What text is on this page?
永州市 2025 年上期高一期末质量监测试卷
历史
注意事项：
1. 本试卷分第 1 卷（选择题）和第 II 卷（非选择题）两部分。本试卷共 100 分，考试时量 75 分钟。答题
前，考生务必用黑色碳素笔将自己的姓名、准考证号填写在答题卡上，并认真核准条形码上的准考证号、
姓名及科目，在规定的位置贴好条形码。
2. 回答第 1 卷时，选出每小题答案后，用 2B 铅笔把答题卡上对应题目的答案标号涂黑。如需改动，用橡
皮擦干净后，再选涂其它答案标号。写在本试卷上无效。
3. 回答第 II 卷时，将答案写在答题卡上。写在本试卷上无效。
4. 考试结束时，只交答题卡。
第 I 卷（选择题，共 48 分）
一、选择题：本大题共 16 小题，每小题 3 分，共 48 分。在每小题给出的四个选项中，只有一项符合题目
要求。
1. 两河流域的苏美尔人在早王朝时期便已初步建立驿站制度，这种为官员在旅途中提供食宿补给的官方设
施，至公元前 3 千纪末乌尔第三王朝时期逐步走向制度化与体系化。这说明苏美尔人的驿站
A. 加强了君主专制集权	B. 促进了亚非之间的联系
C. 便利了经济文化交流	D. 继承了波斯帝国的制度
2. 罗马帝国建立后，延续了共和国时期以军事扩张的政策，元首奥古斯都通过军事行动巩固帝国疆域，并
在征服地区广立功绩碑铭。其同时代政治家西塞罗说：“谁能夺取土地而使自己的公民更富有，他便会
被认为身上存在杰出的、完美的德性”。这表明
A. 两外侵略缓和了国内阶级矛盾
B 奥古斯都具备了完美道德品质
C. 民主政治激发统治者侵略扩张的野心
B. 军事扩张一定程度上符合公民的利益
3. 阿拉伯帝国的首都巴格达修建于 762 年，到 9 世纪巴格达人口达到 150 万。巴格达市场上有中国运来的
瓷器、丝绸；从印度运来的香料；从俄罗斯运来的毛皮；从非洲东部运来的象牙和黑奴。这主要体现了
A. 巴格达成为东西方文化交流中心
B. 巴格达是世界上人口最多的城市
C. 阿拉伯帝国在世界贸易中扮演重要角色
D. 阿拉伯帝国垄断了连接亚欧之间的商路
○ ○ ○ ○ ○
### WHAT YOU WILL DO
Extract each line of the material exactly as it stands.

### TASK ANSWER
What text is on this page?
永州市 2025 年上期高一期末质量监测试卷
历史
注意事项：
1. 本试卷分第 1 卷（选择题）和第 II 卷（非选择题）两部分。本试卷共 100 分，考试时量 75 分钟。答题
前，考生务必用黑色碳素笔将自己的姓名、准考证号填写在答题卡上，并认真核准条形码上的准考证号、
姓名及科目，在规定的位置贴好条形码。
2. 回答第 1 卷时，选出每小题答案后，用 2B 铅笔把答题卡上对应题目的答案标号涂黑。如需改动，用橡
皮擦干净后，再选涂其它答案标号。写在本试卷上无效。
3. 回答第 II 卷时，将答案写在答题卡上。写在本试卷上无效。
4. 考试结束时，只交答题卡。
第 I 卷（选择题，共 48 分）
一、选择题：本大题共 16 小题，每小题 3 分，共 48 分。在每小题给出的四个选项中，只有一项符合题目
要求。
1. 两河流域的苏美尔人在早王朝时期便已初步建立驿站制度，这种为官员在旅途中提供食宿补给的官方设
施，至公元前 3 千纪末乌尔第三王朝时期逐步走向制度化与体系化。这说明苏美尔人的驿站
A. 加强了君主专制集权	B. 促进了亚非之间的联系
C. 便利了经济文化交流	D. 继承了波斯帝国的制度
2. 罗马帝国建立后，延续了共和国时期以军事扩张的政策，元首奥古斯都通过军事行动巩固帝国疆域，并
在征服地区广立功绩碑铭。其同时代政治家西塞罗说：“谁能夺取土地而使自己的公民更富有，他便会
被认为身上存在杰出的、完美的德性”。这表明
A. 两外侵略缓和了国内阶级矛盾
B 奥古斯都具备了完美道德品质
C. 民主政治激发统治者侵略扩张的野心
B. 军事扩张一定程度上符合公民的利益
3. 阿拉伯帝国的首都巴格达修建于 762 年，到 9 世纪巴格达人口达到 150 万。巴格达市场上有中国运来的
瓷器、丝绸；从印度运来的香料；从俄罗斯运来的毛皮；从非洲东部运来的象牙和黑奴。这主要体现了
A. 巴格达成为东西方文化交流中心
B. 巴格达是世界上人口最多的城市
C. 阿拉伯帝国在世界贸易中扮演重要角色
D. 阿拉伯帝国垄断了连接亚欧之间的商路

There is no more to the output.